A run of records
--------------------------------

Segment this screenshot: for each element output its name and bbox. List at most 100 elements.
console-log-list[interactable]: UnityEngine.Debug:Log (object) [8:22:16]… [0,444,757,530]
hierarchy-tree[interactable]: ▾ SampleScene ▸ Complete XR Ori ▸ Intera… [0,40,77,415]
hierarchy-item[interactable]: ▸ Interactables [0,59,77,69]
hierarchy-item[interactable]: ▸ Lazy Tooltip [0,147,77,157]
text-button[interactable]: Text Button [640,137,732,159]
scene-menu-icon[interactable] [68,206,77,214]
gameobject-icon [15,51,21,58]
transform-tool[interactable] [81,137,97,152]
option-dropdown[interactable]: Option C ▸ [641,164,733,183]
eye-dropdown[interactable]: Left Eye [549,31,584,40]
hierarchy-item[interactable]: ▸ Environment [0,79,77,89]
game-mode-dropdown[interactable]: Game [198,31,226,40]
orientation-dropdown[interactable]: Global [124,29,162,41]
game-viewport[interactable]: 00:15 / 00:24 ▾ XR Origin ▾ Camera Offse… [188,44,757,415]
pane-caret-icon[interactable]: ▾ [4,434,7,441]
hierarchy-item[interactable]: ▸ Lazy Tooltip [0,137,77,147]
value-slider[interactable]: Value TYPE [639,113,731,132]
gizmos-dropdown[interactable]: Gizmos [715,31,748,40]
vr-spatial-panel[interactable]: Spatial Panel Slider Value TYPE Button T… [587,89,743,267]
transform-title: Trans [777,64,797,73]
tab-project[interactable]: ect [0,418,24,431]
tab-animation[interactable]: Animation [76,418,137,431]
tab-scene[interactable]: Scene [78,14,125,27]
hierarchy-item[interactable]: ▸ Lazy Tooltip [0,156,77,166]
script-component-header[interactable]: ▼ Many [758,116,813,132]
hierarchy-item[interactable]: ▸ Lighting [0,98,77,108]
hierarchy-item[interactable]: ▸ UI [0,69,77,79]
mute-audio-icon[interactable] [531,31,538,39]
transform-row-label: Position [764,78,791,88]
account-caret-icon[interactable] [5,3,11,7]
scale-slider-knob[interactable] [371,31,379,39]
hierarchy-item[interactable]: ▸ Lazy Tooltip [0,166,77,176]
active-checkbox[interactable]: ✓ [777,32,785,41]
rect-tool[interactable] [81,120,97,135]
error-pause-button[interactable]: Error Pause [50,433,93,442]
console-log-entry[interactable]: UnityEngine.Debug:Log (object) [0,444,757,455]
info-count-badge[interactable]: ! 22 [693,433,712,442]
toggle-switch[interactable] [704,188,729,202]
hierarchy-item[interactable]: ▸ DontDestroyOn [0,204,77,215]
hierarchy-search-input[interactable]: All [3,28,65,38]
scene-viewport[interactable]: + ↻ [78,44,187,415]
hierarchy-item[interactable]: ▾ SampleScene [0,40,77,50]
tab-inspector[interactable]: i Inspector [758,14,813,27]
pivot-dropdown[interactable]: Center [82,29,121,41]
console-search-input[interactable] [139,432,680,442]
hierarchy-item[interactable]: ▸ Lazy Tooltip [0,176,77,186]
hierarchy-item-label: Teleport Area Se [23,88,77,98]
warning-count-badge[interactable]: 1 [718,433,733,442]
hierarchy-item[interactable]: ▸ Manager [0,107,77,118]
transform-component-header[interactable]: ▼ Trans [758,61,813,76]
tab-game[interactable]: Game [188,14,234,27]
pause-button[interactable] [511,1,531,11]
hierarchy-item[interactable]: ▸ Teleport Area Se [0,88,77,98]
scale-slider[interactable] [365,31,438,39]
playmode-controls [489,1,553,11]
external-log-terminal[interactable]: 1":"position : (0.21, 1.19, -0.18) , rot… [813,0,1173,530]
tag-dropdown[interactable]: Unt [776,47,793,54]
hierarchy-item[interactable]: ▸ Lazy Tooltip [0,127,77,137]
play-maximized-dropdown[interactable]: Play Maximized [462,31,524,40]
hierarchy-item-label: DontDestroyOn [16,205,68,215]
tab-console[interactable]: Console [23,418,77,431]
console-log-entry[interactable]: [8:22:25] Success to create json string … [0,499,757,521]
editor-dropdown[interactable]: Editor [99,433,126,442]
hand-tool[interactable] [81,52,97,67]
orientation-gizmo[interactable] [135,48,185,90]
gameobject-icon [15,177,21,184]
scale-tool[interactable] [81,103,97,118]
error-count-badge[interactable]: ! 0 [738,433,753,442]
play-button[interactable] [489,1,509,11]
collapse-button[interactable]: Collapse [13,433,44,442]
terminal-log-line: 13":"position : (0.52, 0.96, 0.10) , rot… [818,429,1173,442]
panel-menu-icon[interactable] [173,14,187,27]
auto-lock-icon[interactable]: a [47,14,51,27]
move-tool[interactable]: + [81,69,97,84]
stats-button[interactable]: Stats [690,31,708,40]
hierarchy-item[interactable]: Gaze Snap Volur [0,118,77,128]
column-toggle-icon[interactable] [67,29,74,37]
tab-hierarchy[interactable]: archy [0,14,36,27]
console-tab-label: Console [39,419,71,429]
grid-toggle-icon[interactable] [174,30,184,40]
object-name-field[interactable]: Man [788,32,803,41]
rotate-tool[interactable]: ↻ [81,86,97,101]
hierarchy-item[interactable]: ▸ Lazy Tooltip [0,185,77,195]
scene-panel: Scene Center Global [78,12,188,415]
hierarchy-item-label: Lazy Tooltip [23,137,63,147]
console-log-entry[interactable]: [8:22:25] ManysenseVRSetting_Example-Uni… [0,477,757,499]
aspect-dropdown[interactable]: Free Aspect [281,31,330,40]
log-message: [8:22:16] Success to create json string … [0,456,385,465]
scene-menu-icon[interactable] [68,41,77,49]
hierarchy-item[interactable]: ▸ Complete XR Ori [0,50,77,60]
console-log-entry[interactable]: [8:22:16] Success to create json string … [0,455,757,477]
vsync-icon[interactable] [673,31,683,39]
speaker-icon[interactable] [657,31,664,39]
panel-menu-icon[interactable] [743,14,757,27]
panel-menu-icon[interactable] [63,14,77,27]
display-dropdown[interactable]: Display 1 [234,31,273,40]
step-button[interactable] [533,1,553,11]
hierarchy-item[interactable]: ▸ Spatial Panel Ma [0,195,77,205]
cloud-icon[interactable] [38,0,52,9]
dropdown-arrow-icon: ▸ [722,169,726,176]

--------------------------------

Write out the data again, swapping each "Lazy Tooltip" for "Hover Tooltip" and leaving everything else unchanged.

Segment this screenshot: for each element output its name and bbox. List at most 100 elements.
console-log-list[interactable]: UnityEngine.Debug:Log (object) [8:22:16]… [0,444,757,530]
hierarchy-tree[interactable]: ▾ SampleScene ▸ Complete XR Ori ▸ Intera… [0,40,77,415]
hierarchy-item[interactable]: ▸ Interactables [0,59,77,69]
hierarchy-item[interactable]: ▸ Hover Tooltip [0,147,77,157]
text-button[interactable]: Text Button [640,137,732,159]
scene-menu-icon[interactable] [68,206,77,214]
gameobject-icon [15,51,21,58]
transform-tool[interactable] [81,137,97,152]
option-dropdown[interactable]: Option C ▸ [641,164,733,183]
eye-dropdown[interactable]: Left Eye [549,31,584,40]
hierarchy-item[interactable]: ▸ Environment [0,79,77,89]
game-mode-dropdown[interactable]: Game [198,31,226,40]
orientation-dropdown[interactable]: Global [124,29,162,41]
game-viewport[interactable]: 00:15 / 00:24 ▾ XR Origin ▾ Camera Offse… [188,44,757,415]
pane-caret-icon[interactable]: ▾ [4,434,7,441]
hierarchy-item[interactable]: ▸ Hover Tooltip [0,137,77,147]
value-slider[interactable]: Value TYPE [639,113,731,132]
gizmos-dropdown[interactable]: Gizmos [715,31,748,40]
vr-spatial-panel[interactable]: Spatial Panel Slider Value TYPE Button T… [587,89,743,267]
transform-title: Trans [777,64,797,73]
tab-project[interactable]: ect [0,418,24,431]
tab-animation[interactable]: Animation [76,418,137,431]
tab-scene[interactable]: Scene [78,14,125,27]
hierarchy-item[interactable]: ▸ Hover Tooltip [0,156,77,166]
script-component-header[interactable]: ▼ Many [758,116,813,132]
hierarchy-item[interactable]: ▸ Lighting [0,98,77,108]
hierarchy-item[interactable]: ▸ UI [0,69,77,79]
mute-audio-icon[interactable] [531,31,538,39]
transform-row-label: Position [764,78,791,88]
account-caret-icon[interactable] [5,3,11,7]
scale-slider-knob[interactable] [371,31,379,39]
hierarchy-item[interactable]: ▸ Hover Tooltip [0,166,77,176]
active-checkbox[interactable]: ✓ [777,32,785,41]
rect-tool[interactable] [81,120,97,135]
error-pause-button[interactable]: Error Pause [50,433,93,442]
console-log-entry[interactable]: UnityEngine.Debug:Log (object) [0,444,757,455]
info-count-badge[interactable]: ! 22 [693,433,712,442]
toggle-switch[interactable] [704,188,729,202]
hierarchy-item[interactable]: ▸ DontDestroyOn [0,204,77,215]
hierarchy-search-input[interactable]: All [3,28,65,38]
scene-viewport[interactable]: + ↻ [78,44,187,415]
hierarchy-item[interactable]: ▾ SampleScene [0,40,77,50]
tab-inspector[interactable]: i Inspector [758,14,813,27]
pivot-dropdown[interactable]: Center [82,29,121,41]
console-search-input[interactable] [139,432,680,442]
hierarchy-item[interactable]: ▸ Hover Tooltip [0,176,77,186]
hierarchy-item-label: Teleport Area Se [23,88,77,98]
warning-count-badge[interactable]: 1 [718,433,733,442]
hierarchy-item[interactable]: ▸ Manager [0,107,77,118]
transform-component-header[interactable]: ▼ Trans [758,61,813,76]
tab-game[interactable]: Game [188,14,234,27]
pause-button[interactable] [511,1,531,11]
hierarchy-item[interactable]: ▸ Teleport Area Se [0,88,77,98]
scale-slider[interactable] [365,31,438,39]
playmode-controls [489,1,553,11]
external-log-terminal[interactable]: 1":"position : (0.21, 1.19, -0.18) , rot… [813,0,1173,530]
tag-dropdown[interactable]: Unt [776,47,793,54]
hierarchy-item[interactable]: ▸ Hover Tooltip [0,127,77,137]
play-maximized-dropdown[interactable]: Play Maximized [462,31,524,40]
hierarchy-item-label: DontDestroyOn [16,205,68,215]
tab-console[interactable]: Console [23,418,77,431]
console-log-entry[interactable]: [8:22:25] Success to create json string … [0,499,757,521]
editor-dropdown[interactable]: Editor [99,433,126,442]
hand-tool[interactable] [81,52,97,67]
orientation-gizmo[interactable] [135,48,185,90]
gameobject-icon [15,177,21,184]
scale-tool[interactable] [81,103,97,118]
error-count-badge[interactable]: ! 0 [738,433,753,442]
play-button[interactable] [489,1,509,11]
collapse-button[interactable]: Collapse [13,433,44,442]
terminal-log-line: 13":"position : (0.52, 0.96, 0.10) , rot… [818,429,1173,442]
panel-menu-icon[interactable] [173,14,187,27]
auto-lock-icon[interactable]: a [47,14,51,27]
move-tool[interactable]: + [81,69,97,84]
stats-button[interactable]: Stats [690,31,708,40]
hierarchy-item[interactable]: Gaze Snap Volur [0,118,77,128]
column-toggle-icon[interactable] [67,29,74,37]
tab-hierarchy[interactable]: archy [0,14,36,27]
console-tab-label: Console [39,419,71,429]
grid-toggle-icon[interactable] [174,30,184,40]
object-name-field[interactable]: Man [788,32,803,41]
rotate-tool[interactable]: ↻ [81,86,97,101]
hierarchy-item[interactable]: ▸ Hover Tooltip [0,185,77,195]
scene-panel: Scene Center Global [78,12,188,415]
hierarchy-item-label: Hover Tooltip [23,137,63,147]
console-log-entry[interactable]: [8:22:25] ManysenseVRSetting_Example-Uni… [0,477,757,499]
aspect-dropdown[interactable]: Free Aspect [281,31,330,40]
log-message: [8:22:16] Success to create json string … [0,456,385,465]
scene-menu-icon[interactable] [68,41,77,49]
hierarchy-item[interactable]: ▸ Complete XR Ori [0,50,77,60]
console-log-entry[interactable]: [8:22:16] Success to create json string … [0,455,757,477]
vsync-icon[interactable] [673,31,683,39]
speaker-icon[interactable] [657,31,664,39]
panel-menu-icon[interactable] [743,14,757,27]
panel-menu-icon[interactable] [63,14,77,27]
display-dropdown[interactable]: Display 1 [234,31,273,40]
step-button[interactable] [533,1,553,11]
hierarchy-item[interactable]: ▸ Spatial Panel Ma [0,195,77,205]
cloud-icon[interactable] [38,0,52,9]
dropdown-arrow-icon: ▸ [722,169,726,176]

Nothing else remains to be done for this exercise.